(Figure record listings)
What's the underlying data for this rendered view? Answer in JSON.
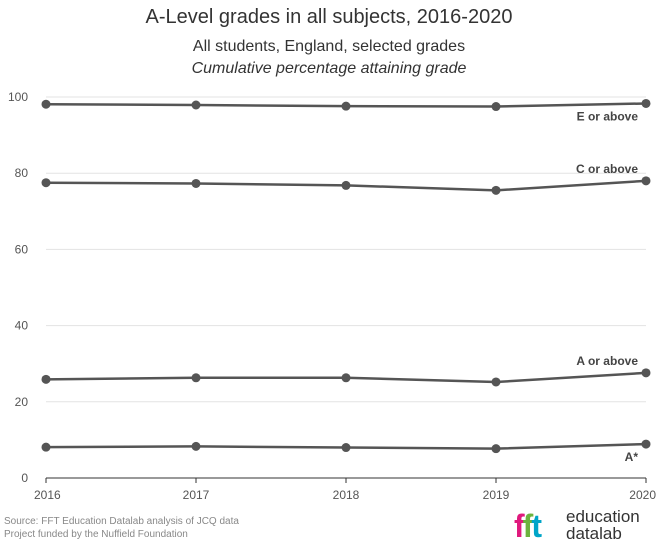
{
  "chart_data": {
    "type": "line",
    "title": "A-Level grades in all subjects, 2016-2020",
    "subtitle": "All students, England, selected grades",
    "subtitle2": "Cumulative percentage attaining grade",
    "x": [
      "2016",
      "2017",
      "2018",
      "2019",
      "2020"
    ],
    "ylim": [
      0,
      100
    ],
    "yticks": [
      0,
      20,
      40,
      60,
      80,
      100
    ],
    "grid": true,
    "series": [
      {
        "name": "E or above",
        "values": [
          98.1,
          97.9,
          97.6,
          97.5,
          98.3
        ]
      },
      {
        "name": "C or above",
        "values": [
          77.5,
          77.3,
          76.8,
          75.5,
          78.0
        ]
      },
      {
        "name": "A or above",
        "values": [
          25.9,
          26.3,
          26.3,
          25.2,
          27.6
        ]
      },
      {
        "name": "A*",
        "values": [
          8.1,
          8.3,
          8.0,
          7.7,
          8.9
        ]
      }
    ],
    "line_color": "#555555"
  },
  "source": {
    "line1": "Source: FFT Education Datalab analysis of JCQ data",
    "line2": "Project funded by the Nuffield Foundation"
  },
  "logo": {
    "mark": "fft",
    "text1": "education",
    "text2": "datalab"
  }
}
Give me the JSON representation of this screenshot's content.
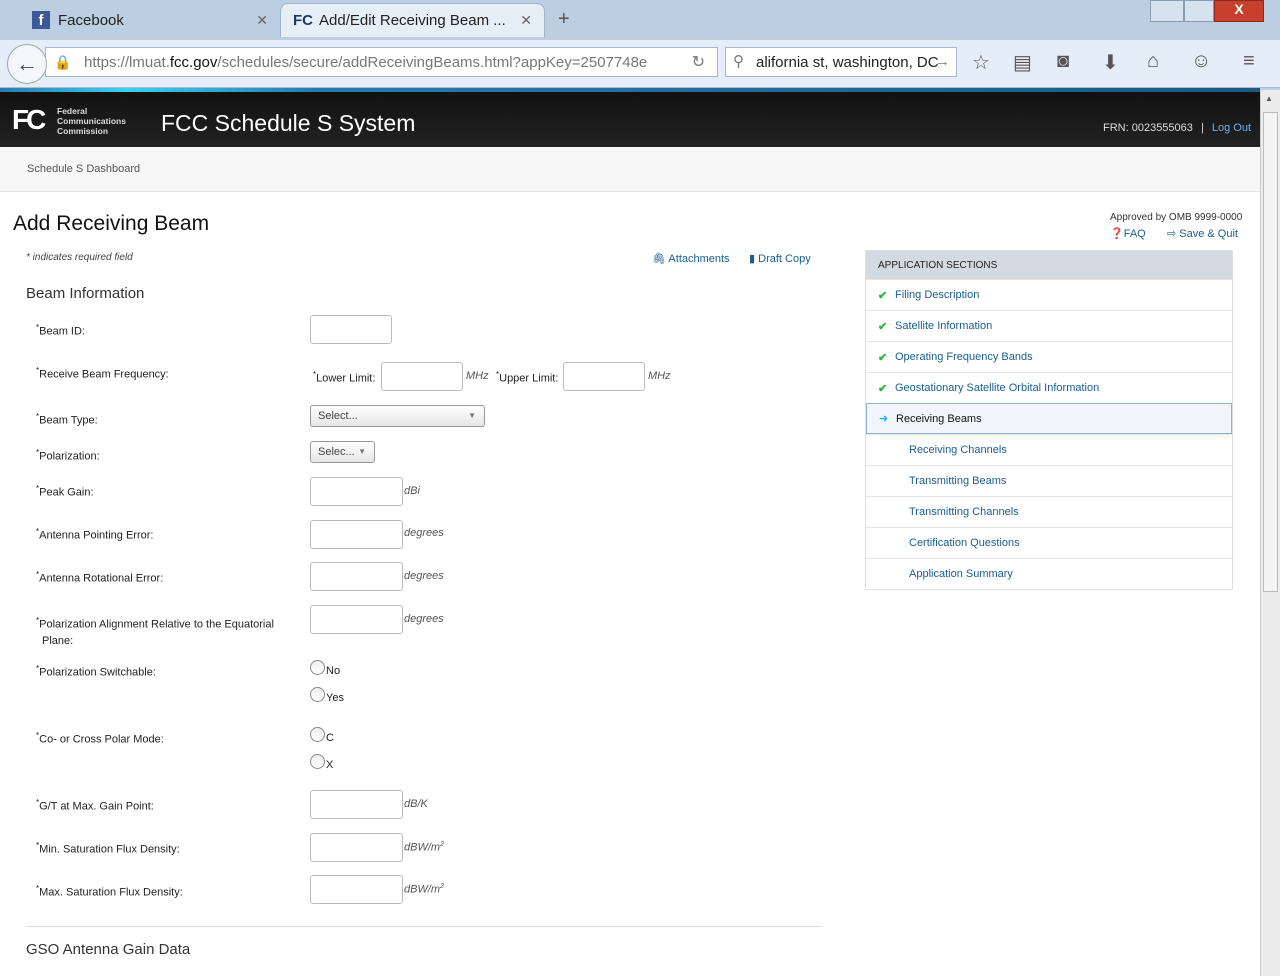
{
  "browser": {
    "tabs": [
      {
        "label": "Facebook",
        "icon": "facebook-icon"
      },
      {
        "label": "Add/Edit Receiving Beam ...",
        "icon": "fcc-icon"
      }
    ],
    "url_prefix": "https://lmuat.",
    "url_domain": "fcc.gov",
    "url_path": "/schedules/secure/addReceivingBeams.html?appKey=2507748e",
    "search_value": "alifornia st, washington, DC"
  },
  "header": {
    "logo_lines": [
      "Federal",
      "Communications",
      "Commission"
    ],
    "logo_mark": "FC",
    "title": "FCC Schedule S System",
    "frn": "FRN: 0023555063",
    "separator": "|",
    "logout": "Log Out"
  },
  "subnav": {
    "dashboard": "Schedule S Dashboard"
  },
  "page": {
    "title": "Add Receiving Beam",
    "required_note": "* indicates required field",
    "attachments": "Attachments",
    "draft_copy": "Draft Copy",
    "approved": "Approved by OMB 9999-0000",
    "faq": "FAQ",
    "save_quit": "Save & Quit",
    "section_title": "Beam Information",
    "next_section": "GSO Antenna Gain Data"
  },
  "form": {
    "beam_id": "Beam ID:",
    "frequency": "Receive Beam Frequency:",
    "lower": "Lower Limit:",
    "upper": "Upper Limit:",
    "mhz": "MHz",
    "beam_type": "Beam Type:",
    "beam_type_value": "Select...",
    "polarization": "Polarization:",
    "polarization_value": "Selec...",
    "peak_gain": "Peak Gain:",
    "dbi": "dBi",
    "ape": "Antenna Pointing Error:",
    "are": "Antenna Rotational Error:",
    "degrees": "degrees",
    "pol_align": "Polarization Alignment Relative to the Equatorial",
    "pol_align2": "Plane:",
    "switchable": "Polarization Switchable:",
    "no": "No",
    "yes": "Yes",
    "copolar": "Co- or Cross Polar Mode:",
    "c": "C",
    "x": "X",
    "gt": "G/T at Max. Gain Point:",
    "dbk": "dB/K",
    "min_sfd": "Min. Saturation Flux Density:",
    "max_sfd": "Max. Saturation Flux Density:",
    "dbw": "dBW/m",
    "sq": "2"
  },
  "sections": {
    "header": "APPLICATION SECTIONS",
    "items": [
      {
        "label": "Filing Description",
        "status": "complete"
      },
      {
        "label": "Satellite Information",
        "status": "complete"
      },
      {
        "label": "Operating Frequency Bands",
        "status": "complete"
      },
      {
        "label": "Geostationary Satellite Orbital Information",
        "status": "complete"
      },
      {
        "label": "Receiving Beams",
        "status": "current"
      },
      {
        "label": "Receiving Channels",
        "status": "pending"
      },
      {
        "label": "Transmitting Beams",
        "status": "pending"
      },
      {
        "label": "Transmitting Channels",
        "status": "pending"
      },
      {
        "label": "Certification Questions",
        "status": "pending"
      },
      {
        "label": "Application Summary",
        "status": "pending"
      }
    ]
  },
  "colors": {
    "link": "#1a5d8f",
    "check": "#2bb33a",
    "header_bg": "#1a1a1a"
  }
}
* * *
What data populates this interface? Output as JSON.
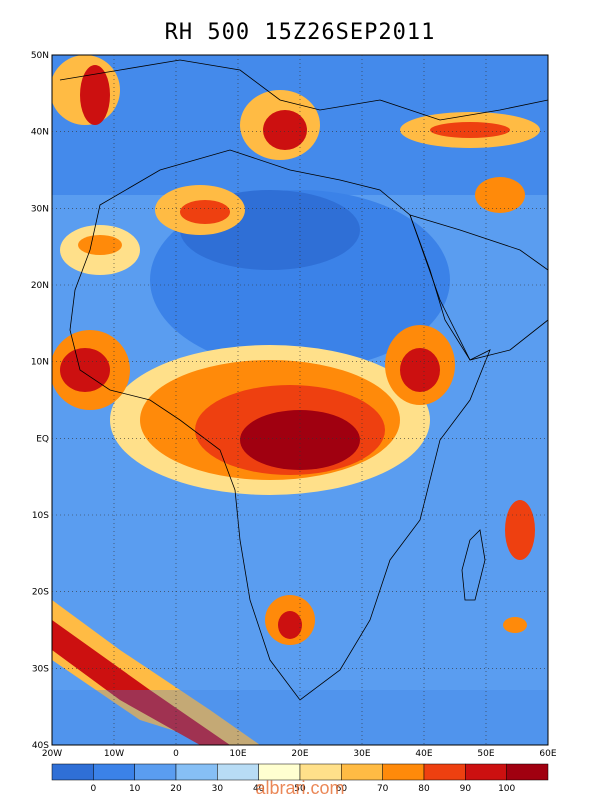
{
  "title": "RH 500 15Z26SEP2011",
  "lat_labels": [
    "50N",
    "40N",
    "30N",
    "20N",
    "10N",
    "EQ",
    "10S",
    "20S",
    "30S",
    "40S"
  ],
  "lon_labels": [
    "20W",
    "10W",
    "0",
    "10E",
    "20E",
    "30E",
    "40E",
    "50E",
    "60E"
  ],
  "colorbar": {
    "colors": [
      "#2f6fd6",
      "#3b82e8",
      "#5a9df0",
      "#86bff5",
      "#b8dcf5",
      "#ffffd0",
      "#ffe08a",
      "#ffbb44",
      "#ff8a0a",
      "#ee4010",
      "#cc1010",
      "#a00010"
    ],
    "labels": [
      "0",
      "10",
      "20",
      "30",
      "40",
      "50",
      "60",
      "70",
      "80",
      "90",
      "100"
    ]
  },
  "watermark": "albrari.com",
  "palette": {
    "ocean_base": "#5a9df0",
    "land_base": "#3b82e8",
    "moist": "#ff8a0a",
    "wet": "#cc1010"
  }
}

**WHAT THE TASK ASKS:** Extract each line from the entries above that contains the string "this".

**TASK OUTPUT:**
What's the underlying data for this rendered view? Answer in JSON.
Give me the JSON representation of this screenshot's content.
What data populates this interface? Output as JSON.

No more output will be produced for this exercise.